What to do: Reproduce the material in full, exactly as written.

Available records:
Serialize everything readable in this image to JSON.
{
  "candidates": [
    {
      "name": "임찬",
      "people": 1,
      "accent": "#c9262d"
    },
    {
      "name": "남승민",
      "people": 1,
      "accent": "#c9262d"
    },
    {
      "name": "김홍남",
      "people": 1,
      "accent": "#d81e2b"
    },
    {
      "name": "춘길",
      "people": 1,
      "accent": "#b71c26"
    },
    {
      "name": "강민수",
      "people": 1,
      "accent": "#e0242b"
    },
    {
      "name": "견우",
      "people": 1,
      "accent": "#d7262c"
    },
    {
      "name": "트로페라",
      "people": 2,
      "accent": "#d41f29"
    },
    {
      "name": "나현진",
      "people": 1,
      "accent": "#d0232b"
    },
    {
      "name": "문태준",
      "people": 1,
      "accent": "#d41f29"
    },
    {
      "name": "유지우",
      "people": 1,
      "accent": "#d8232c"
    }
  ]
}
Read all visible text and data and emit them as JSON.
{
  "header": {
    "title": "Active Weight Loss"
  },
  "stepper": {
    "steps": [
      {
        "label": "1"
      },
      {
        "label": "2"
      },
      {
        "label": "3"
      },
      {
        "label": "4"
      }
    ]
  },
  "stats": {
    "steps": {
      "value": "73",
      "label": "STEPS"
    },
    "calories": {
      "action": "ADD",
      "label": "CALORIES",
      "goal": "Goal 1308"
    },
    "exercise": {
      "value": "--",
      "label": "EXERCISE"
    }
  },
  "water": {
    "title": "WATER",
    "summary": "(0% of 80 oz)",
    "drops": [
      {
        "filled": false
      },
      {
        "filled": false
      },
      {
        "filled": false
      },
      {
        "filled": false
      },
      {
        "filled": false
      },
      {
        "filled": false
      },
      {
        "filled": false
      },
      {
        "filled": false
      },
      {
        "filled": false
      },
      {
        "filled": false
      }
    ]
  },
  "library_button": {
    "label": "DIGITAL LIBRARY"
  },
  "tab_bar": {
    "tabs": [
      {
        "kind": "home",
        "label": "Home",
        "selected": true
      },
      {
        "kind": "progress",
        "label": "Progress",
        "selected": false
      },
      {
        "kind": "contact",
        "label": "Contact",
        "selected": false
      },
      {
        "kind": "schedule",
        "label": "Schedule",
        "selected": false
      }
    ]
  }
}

Reply:
Serialize everything readable in this image to JSON.
{
  "candidates": [
    {
      "name": "임찬",
      "people": 1,
      "accent": "#c9262d"
    },
    {
      "name": "남승민",
      "people": 1,
      "accent": "#c9262d"
    },
    {
      "name": "김홍남",
      "people": 1,
      "accent": "#d81e2b"
    },
    {
      "name": "춘길",
      "people": 1,
      "accent": "#b71c26"
    },
    {
      "name": "강민수",
      "people": 1,
      "accent": "#e0242b"
    },
    {
      "name": "견우",
      "people": 1,
      "accent": "#d7262c"
    },
    {
      "name": "트로페라",
      "people": 2,
      "accent": "#d41f29"
    },
    {
      "name": "나현진",
      "people": 1,
      "accent": "#d0232b"
    },
    {
      "name": "문태준",
      "people": 1,
      "accent": "#d41f29"
    },
    {
      "name": "유지우",
      "people": 1,
      "accent": "#d8232c"
    }
  ]
}
Read all visible text and data and emit them as JSON.
{
  "header": {
    "title": "Active Weight Loss"
  },
  "stepper": {
    "steps": [
      {
        "label": "1"
      },
      {
        "label": "2"
      },
      {
        "label": "3"
      },
      {
        "label": "4"
      }
    ]
  },
  "stats": {
    "steps": {
      "value": "73",
      "label": "STEPS"
    },
    "calories": {
      "action": "ADD",
      "label": "CALORIES",
      "goal": "Goal 1308"
    },
    "exercise": {
      "value": "--",
      "label": "EXERCISE"
    }
  },
  "water": {
    "title": "WATER",
    "summary": "(0% of 80 oz)",
    "drops": [
      {
        "filled": false
      },
      {
        "filled": false
      },
      {
        "filled": false
      },
      {
        "filled": false
      },
      {
        "filled": false
      },
      {
        "filled": false
      },
      {
        "filled": false
      },
      {
        "filled": false
      },
      {
        "filled": false
      },
      {
        "filled": false
      }
    ]
  },
  "library_button": {
    "label": "DIGITAL LIBRARY"
  },
  "tab_bar": {
    "tabs": [
      {
        "kind": "home",
        "label": "Home",
        "selected": true
      },
      {
        "kind": "progress",
        "label": "Progress",
        "selected": false
      },
      {
        "kind": "contact",
        "label": "Contact",
        "selected": false
      },
      {
        "kind": "schedule",
        "label": "Schedule",
        "selected": false
      }
    ]
  }
}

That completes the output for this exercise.